*** Data shown ***
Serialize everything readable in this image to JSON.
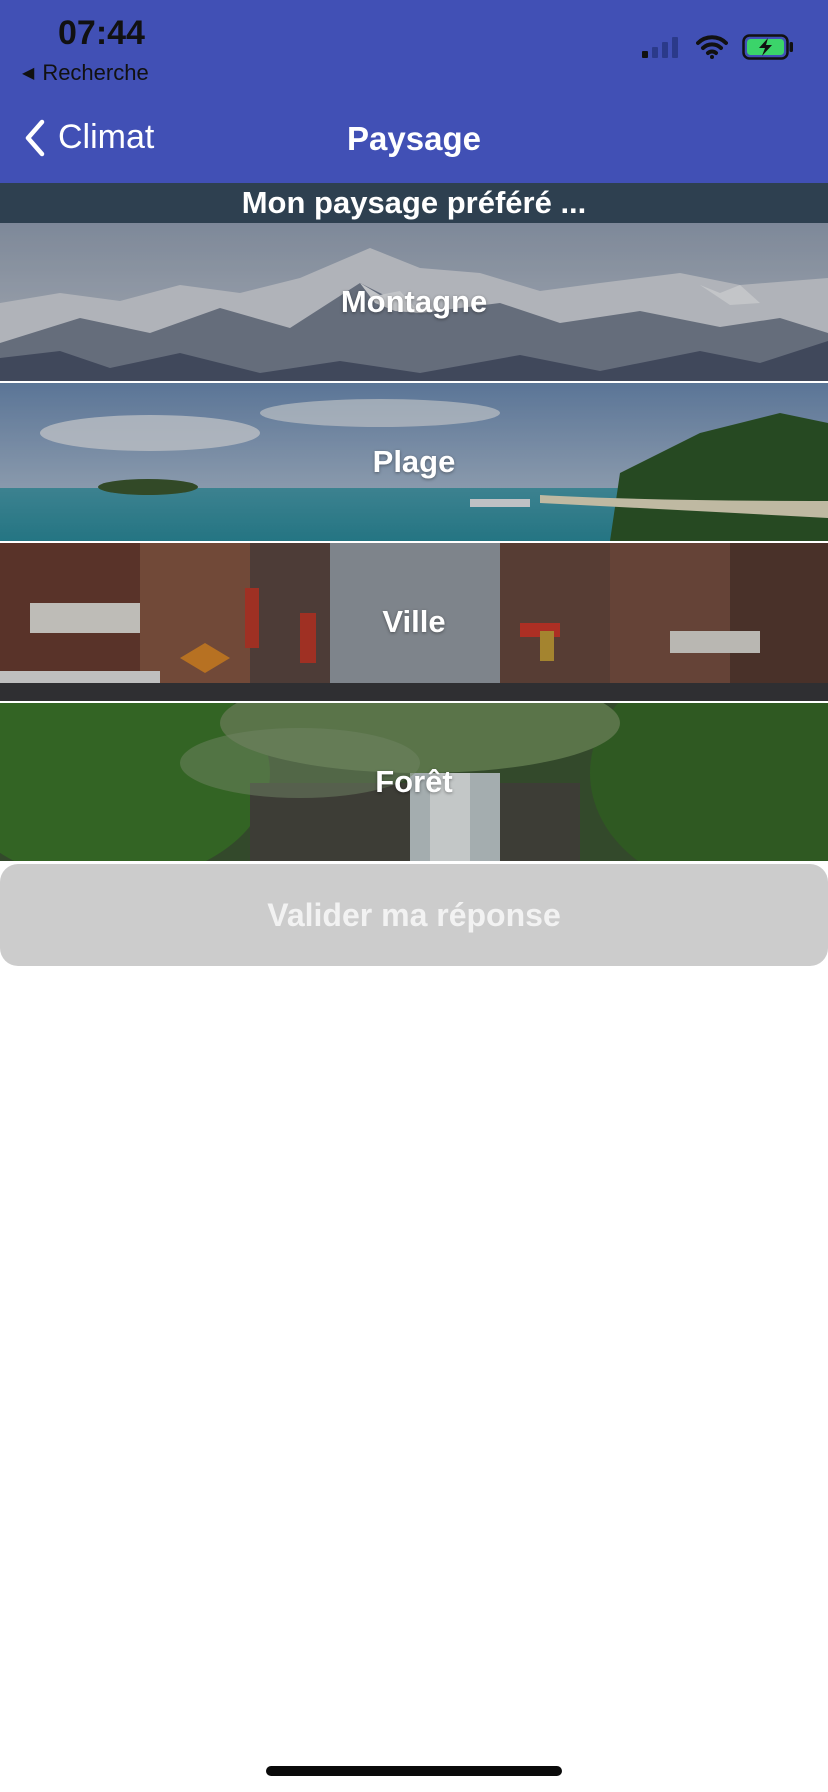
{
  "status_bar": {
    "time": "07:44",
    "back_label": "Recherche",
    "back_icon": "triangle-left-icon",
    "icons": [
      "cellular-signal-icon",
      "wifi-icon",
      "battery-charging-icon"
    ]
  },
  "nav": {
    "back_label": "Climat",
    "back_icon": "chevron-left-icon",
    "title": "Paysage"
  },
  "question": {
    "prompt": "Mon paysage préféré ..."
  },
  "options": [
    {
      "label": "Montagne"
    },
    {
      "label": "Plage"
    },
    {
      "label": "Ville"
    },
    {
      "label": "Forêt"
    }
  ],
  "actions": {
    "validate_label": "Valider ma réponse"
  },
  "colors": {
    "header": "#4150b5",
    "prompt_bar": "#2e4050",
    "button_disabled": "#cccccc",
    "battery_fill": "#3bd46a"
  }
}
***
## Aim
Retype every entry verbatim and exclude the pictures from the copy.

## Written response
Serialize everything readable in this image to JSON.
{
  "status_bar": {
    "time": "07:44",
    "back_label": "Recherche",
    "back_icon": "triangle-left-icon",
    "icons": [
      "cellular-signal-icon",
      "wifi-icon",
      "battery-charging-icon"
    ]
  },
  "nav": {
    "back_label": "Climat",
    "back_icon": "chevron-left-icon",
    "title": "Paysage"
  },
  "question": {
    "prompt": "Mon paysage préféré ..."
  },
  "options": [
    {
      "label": "Montagne"
    },
    {
      "label": "Plage"
    },
    {
      "label": "Ville"
    },
    {
      "label": "Forêt"
    }
  ],
  "actions": {
    "validate_label": "Valider ma réponse"
  },
  "colors": {
    "header": "#4150b5",
    "prompt_bar": "#2e4050",
    "button_disabled": "#cccccc",
    "battery_fill": "#3bd46a"
  }
}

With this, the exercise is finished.